Data to process>

* * * *

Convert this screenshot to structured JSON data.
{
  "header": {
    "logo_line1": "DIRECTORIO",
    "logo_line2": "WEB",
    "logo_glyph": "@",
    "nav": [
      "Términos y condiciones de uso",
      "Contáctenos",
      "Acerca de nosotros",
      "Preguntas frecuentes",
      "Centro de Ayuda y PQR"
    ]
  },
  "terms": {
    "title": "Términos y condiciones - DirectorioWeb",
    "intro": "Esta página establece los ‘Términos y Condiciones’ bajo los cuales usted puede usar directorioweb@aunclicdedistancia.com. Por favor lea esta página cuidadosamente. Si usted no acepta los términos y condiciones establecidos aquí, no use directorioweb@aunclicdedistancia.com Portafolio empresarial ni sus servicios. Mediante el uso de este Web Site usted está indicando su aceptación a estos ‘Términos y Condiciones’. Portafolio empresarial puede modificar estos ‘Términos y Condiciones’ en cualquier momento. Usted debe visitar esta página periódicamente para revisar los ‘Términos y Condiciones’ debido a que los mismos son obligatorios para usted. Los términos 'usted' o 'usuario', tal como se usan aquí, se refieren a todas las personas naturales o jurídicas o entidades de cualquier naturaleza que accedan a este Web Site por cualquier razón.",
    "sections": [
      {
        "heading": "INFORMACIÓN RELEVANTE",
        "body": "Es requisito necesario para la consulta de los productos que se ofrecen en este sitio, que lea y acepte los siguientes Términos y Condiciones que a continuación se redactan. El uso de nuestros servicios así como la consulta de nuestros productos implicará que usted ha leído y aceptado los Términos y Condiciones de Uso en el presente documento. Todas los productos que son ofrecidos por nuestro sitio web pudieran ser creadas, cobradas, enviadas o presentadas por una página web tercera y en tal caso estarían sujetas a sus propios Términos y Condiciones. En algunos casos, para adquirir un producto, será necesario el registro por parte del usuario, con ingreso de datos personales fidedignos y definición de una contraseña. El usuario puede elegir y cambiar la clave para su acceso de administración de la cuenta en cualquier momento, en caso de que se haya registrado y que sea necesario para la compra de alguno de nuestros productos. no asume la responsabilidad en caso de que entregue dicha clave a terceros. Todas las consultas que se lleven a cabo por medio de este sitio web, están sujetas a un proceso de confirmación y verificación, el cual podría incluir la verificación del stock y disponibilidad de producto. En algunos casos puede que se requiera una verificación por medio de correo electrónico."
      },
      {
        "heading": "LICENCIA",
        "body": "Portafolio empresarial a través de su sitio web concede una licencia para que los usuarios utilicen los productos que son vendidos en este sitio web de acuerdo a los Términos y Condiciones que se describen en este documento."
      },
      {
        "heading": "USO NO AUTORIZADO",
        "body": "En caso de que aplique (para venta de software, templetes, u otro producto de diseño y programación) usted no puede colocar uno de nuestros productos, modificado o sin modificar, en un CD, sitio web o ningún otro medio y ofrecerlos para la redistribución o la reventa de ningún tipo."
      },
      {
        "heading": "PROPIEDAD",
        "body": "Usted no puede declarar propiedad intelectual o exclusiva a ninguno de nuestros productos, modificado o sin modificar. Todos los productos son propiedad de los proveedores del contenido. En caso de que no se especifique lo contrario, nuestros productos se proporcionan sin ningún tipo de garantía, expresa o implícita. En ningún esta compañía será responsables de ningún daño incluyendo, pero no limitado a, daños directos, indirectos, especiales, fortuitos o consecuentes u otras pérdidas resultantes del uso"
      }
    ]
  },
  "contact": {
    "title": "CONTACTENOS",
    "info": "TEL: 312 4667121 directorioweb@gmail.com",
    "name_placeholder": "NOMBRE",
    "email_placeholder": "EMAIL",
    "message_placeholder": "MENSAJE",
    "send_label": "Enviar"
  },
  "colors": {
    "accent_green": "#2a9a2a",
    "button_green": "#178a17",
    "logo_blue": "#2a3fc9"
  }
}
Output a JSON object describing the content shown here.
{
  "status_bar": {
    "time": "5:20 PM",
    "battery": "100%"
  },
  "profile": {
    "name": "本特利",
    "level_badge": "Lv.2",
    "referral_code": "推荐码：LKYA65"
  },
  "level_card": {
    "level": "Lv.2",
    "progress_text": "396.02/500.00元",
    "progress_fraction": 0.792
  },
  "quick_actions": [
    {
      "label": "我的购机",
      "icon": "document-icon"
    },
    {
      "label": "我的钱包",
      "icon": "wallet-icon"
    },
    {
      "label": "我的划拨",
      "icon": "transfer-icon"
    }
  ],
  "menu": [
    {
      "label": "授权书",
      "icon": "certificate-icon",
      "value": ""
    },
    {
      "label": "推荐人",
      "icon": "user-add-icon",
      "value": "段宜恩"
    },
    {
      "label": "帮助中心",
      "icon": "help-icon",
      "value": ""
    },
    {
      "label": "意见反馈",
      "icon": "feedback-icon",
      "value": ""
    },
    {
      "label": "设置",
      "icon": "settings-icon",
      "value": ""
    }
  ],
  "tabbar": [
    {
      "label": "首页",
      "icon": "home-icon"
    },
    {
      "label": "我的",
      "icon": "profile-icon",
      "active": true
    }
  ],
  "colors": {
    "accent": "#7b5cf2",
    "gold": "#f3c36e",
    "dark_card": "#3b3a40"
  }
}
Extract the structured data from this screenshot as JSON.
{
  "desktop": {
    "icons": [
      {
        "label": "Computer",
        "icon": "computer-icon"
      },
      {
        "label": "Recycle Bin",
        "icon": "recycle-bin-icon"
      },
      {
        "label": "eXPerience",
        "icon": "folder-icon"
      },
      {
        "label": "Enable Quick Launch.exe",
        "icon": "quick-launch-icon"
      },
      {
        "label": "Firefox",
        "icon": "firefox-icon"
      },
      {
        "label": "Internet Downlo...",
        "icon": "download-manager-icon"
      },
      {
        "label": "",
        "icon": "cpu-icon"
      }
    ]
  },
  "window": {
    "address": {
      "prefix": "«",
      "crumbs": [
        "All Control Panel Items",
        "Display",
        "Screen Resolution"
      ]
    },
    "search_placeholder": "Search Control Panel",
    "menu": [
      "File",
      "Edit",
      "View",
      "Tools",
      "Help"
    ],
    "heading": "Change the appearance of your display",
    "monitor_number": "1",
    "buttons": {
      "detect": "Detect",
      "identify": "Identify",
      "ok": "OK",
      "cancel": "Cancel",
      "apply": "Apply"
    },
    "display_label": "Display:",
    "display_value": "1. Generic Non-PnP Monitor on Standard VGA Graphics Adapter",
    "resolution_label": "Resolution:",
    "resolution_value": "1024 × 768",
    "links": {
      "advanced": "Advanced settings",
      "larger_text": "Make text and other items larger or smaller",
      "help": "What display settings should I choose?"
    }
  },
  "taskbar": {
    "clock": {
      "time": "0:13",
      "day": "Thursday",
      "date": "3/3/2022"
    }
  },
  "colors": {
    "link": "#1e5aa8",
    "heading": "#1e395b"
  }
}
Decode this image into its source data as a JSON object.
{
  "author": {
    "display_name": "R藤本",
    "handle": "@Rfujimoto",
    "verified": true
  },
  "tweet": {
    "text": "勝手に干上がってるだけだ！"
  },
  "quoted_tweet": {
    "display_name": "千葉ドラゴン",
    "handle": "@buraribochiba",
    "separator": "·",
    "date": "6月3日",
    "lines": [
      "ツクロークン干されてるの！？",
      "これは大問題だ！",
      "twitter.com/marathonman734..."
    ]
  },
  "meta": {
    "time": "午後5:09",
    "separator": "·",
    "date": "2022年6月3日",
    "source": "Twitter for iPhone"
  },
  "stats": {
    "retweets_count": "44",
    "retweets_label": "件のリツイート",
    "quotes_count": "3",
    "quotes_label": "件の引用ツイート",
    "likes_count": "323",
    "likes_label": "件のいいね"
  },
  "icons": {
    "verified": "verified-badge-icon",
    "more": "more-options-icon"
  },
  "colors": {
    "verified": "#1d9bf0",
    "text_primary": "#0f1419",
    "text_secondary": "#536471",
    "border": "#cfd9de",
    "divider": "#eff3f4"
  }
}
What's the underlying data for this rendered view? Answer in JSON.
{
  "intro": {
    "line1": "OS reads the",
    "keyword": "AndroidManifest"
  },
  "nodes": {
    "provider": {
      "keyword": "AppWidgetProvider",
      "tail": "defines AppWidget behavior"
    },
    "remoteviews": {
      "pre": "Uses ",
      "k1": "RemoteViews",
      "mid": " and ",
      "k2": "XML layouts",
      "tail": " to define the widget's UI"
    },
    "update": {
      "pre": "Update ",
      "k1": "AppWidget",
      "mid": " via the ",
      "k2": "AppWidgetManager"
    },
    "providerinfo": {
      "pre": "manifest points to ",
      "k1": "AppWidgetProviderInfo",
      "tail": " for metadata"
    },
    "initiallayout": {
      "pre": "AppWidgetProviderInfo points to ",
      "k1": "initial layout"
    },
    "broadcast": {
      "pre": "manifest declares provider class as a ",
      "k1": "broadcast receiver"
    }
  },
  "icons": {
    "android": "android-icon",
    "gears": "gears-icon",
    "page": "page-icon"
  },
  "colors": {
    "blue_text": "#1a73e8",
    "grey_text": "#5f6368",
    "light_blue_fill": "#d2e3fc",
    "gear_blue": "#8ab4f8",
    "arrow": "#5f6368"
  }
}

* * * *

Exercise prompt> Print exactly the lines above, starting at the line that contains "What's the underlying" and ending with the last line of the records, both included.

Full answer>
What's the underlying data for this rendered view? Answer in JSON.
{
  "intro": {
    "line1": "OS reads the",
    "keyword": "AndroidManifest"
  },
  "nodes": {
    "provider": {
      "keyword": "AppWidgetProvider",
      "tail": "defines AppWidget behavior"
    },
    "remoteviews": {
      "pre": "Uses ",
      "k1": "RemoteViews",
      "mid": " and ",
      "k2": "XML layouts",
      "tail": " to define the widget's UI"
    },
    "update": {
      "pre": "Update ",
      "k1": "AppWidget",
      "mid": " via the ",
      "k2": "AppWidgetManager"
    },
    "providerinfo": {
      "pre": "manifest points to ",
      "k1": "AppWidgetProviderInfo",
      "tail": " for metadata"
    },
    "initiallayout": {
      "pre": "AppWidgetProviderInfo points to ",
      "k1": "initial layout"
    },
    "broadcast": {
      "pre": "manifest declares provider class as a ",
      "k1": "broadcast receiver"
    }
  },
  "icons": {
    "android": "android-icon",
    "gears": "gears-icon",
    "page": "page-icon"
  },
  "colors": {
    "blue_text": "#1a73e8",
    "grey_text": "#5f6368",
    "light_blue_fill": "#d2e3fc",
    "gear_blue": "#8ab4f8",
    "arrow": "#5f6368"
  }
}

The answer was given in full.